### AIM
Return the records exactly as they are.

^^^^^^^^

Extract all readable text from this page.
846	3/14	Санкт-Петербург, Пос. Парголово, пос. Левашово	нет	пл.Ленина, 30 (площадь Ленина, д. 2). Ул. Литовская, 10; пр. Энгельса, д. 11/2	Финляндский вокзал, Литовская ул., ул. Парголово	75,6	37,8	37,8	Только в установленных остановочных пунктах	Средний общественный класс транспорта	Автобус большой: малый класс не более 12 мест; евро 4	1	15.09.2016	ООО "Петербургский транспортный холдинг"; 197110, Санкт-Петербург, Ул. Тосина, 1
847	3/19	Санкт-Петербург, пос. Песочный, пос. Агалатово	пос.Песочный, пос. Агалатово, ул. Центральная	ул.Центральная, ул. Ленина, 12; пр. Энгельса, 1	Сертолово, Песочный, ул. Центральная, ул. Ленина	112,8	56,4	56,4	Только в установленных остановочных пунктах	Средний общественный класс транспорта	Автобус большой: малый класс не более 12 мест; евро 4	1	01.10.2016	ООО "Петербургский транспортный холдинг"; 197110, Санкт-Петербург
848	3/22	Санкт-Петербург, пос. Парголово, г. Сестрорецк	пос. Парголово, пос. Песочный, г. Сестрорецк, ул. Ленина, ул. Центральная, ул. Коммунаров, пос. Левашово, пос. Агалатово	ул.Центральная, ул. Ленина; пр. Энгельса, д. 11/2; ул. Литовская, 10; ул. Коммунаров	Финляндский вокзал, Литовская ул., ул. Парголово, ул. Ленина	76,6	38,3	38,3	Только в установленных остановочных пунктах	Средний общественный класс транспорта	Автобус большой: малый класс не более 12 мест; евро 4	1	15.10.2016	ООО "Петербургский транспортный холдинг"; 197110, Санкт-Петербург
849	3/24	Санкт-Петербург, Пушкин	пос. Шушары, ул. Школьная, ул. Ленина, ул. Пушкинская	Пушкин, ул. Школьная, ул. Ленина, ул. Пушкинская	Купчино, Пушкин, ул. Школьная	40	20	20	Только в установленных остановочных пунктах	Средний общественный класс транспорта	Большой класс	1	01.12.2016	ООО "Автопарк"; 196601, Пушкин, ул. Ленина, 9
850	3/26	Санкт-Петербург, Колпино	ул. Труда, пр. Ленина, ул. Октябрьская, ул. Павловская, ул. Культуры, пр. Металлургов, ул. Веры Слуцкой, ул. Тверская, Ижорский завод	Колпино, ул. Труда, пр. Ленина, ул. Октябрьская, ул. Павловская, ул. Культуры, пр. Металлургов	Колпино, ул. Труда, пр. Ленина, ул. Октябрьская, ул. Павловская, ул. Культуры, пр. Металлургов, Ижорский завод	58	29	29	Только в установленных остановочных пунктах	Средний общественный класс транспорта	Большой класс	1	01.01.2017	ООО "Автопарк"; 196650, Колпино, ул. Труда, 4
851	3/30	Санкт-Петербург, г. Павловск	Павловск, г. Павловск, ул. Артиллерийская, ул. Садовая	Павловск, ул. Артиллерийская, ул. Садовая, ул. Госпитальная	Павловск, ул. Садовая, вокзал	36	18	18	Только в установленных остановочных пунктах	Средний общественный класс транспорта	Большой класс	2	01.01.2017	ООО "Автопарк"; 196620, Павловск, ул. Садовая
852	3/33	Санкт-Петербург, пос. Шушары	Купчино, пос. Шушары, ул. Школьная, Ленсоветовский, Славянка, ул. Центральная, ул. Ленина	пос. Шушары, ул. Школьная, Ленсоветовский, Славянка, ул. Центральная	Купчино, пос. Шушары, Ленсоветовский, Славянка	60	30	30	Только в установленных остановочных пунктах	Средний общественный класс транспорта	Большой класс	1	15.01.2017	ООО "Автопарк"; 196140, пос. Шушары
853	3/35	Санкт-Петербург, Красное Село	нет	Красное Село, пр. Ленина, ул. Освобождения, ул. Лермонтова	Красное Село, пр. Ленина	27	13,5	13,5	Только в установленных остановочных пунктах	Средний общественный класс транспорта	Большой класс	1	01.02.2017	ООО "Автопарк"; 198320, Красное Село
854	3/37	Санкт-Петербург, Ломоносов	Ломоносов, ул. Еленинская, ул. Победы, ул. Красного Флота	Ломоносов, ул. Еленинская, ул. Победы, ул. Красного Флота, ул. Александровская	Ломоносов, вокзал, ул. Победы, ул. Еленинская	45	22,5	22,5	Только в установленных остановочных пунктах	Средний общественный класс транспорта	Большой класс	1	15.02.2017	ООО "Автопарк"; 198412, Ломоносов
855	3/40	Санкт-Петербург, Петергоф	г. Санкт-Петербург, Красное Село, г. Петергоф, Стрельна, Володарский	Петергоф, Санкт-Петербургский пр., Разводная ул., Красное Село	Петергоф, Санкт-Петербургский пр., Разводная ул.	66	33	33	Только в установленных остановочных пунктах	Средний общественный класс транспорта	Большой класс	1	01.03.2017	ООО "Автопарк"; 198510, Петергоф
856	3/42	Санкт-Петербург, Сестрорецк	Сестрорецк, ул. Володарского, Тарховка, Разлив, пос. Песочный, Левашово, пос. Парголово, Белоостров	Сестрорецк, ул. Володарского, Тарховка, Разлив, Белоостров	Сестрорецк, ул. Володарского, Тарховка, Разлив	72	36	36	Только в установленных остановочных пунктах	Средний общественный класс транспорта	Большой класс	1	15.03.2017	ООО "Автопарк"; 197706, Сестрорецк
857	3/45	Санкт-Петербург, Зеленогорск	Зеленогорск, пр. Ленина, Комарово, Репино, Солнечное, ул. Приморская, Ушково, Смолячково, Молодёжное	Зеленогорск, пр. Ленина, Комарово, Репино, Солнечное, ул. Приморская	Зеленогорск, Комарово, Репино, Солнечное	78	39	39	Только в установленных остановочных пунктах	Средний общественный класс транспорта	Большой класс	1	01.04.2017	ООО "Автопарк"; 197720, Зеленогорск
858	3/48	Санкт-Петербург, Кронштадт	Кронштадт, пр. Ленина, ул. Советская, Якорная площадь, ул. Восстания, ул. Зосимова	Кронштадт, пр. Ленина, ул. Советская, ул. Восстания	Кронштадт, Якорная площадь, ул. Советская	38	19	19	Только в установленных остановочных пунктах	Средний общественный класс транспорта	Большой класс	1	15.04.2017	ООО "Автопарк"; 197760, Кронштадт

^^^^^^^^

### RESULT OF THIS EXERCISE
Extract all readable text from this page.
846	3/14	Санкт-Петербург, Пос. Парголово, пос. Левашово	нет	пл.Ленина, 30 (площадь Ленина, д. 2). Ул. Литовская, 10; пр. Энгельса, д. 11/2	Финляндский вокзал, Литовская ул., ул. Парголово	75,6	37,8	37,8	Только в установленных остановочных пунктах	Средний общественный класс транспорта	Автобус большой: малый класс не более 12 мест; евро 4	1	15.09.2016	ООО "Петербургский транспортный холдинг"; 197110, Санкт-Петербург, Ул. Тосина, 1
847	3/19	Санкт-Петербург, пос. Песочный, пос. Агалатово	пос.Песочный, пос. Агалатово, ул. Центральная	ул.Центральная, ул. Ленина, 12; пр. Энгельса, 1	Сертолово, Песочный, ул. Центральная, ул. Ленина	112,8	56,4	56,4	Только в установленных остановочных пунктах	Средний общественный класс транспорта	Автобус большой: малый класс не более 12 мест; евро 4	1	01.10.2016	ООО "Петербургский транспортный холдинг"; 197110, Санкт-Петербург
848	3/22	Санкт-Петербург, пос. Парголово, г. Сестрорецк	пос. Парголово, пос. Песочный, г. Сестрорецк, ул. Ленина, ул. Центральная, ул. Коммунаров, пос. Левашово, пос. Агалатово	ул.Центральная, ул. Ленина; пр. Энгельса, д. 11/2; ул. Литовская, 10; ул. Коммунаров	Финляндский вокзал, Литовская ул., ул. Парголово, ул. Ленина	76,6	38,3	38,3	Только в установленных остановочных пунктах	Средний общественный класс транспорта	Автобус большой: малый класс не более 12 мест; евро 4	1	15.10.2016	ООО "Петербургский транспортный холдинг"; 197110, Санкт-Петербург
849	3/24	Санкт-Петербург, Пушкин	пос. Шушары, ул. Школьная, ул. Ленина, ул. Пушкинская	Пушкин, ул. Школьная, ул. Ленина, ул. Пушкинская	Купчино, Пушкин, ул. Школьная	40	20	20	Только в установленных остановочных пунктах	Средний общественный класс транспорта	Большой класс	1	01.12.2016	ООО "Автопарк"; 196601, Пушкин, ул. Ленина, 9
850	3/26	Санкт-Петербург, Колпино	ул. Труда, пр. Ленина, ул. Октябрьская, ул. Павловская, ул. Культуры, пр. Металлургов, ул. Веры Слуцкой, ул. Тверская, Ижорский завод	Колпино, ул. Труда, пр. Ленина, ул. Октябрьская, ул. Павловская, ул. Культуры, пр. Металлургов	Колпино, ул. Труда, пр. Ленина, ул. Октябрьская, ул. Павловская, ул. Культуры, пр. Металлургов, Ижорский завод	58	29	29	Только в установленных остановочных пунктах	Средний общественный класс транспорта	Большой класс	1	01.01.2017	ООО "Автопарк"; 196650, Колпино, ул. Труда, 4
851	3/30	Санкт-Петербург, г. Павловск	Павловск, г. Павловск, ул. Артиллерийская, ул. Садовая	Павловск, ул. Артиллерийская, ул. Садовая, ул. Госпитальная	Павловск, ул. Садовая, вокзал	36	18	18	Только в установленных остановочных пунктах	Средний общественный класс транспорта	Большой класс	2	01.01.2017	ООО "Автопарк"; 196620, Павловск, ул. Садовая
852	3/33	Санкт-Петербург, пос. Шушары	Купчино, пос. Шушары, ул. Школьная, Ленсоветовский, Славянка, ул. Центральная, ул. Ленина	пос. Шушары, ул. Школьная, Ленсоветовский, Славянка, ул. Центральная	Купчино, пос. Шушары, Ленсоветовский, Славянка	60	30	30	Только в установленных остановочных пунктах	Средний общественный класс транспорта	Большой класс	1	15.01.2017	ООО "Автопарк"; 196140, пос. Шушары
853	3/35	Санкт-Петербург, Красное Село	нет	Красное Село, пр. Ленина, ул. Освобождения, ул. Лермонтова	Красное Село, пр. Ленина	27	13,5	13,5	Только в установленных остановочных пунктах	Средний общественный класс транспорта	Большой класс	1	01.02.2017	ООО "Автопарк"; 198320, Красное Село
854	3/37	Санкт-Петербург, Ломоносов	Ломоносов, ул. Еленинская, ул. Победы, ул. Красного Флота	Ломоносов, ул. Еленинская, ул. Победы, ул. Красного Флота, ул. Александровская	Ломоносов, вокзал, ул. Победы, ул. Еленинская	45	22,5	22,5	Только в установленных остановочных пунктах	Средний общественный класс транспорта	Большой класс	1	15.02.2017	ООО "Автопарк"; 198412, Ломоносов
855	3/40	Санкт-Петербург, Петергоф	г. Санкт-Петербург, Красное Село, г. Петергоф, Стрельна, Володарский	Петергоф, Санкт-Петербургский пр., Разводная ул., Красное Село	Петергоф, Санкт-Петербургский пр., Разводная ул.	66	33	33	Только в установленных остановочных пунктах	Средний общественный класс транспорта	Большой класс	1	01.03.2017	ООО "Автопарк"; 198510, Петергоф
856	3/42	Санкт-Петербург, Сестрорецк	Сестрорецк, ул. Володарского, Тарховка, Разлив, пос. Песочный, Левашово, пос. Парголово, Белоостров	Сестрорецк, ул. Володарского, Тарховка, Разлив, Белоостров	Сестрорецк, ул. Володарского, Тарховка, Разлив	72	36	36	Только в установленных остановочных пунктах	Средний общественный класс транспорта	Большой класс	1	15.03.2017	ООО "Автопарк"; 197706, Сестрорецк
857	3/45	Санкт-Петербург, Зеленогорск	Зеленогорск, пр. Ленина, Комарово, Репино, Солнечное, ул. Приморская, Ушково, Смолячково, Молодёжное	Зеленогорск, пр. Ленина, Комарово, Репино, Солнечное, ул. Приморская	Зеленогорск, Комарово, Репино, Солнечное	78	39	39	Только в установленных остановочных пунктах	Средний общественный класс транспорта	Большой класс	1	01.04.2017	ООО "Автопарк"; 197720, Зеленогорск
858	3/48	Санкт-Петербург, Кронштадт	Кронштадт, пр. Ленина, ул. Советская, Якорная площадь, ул. Восстания, ул. Зосимова	Кронштадт, пр. Ленина, ул. Советская, ул. Восстания	Кронштадт, Якорная площадь, ул. Советская	38	19	19	Только в установленных остановочных пунктах	Средний общественный класс транспорта	Большой класс	1	15.04.2017	ООО "Автопарк"; 197760, Кронштадт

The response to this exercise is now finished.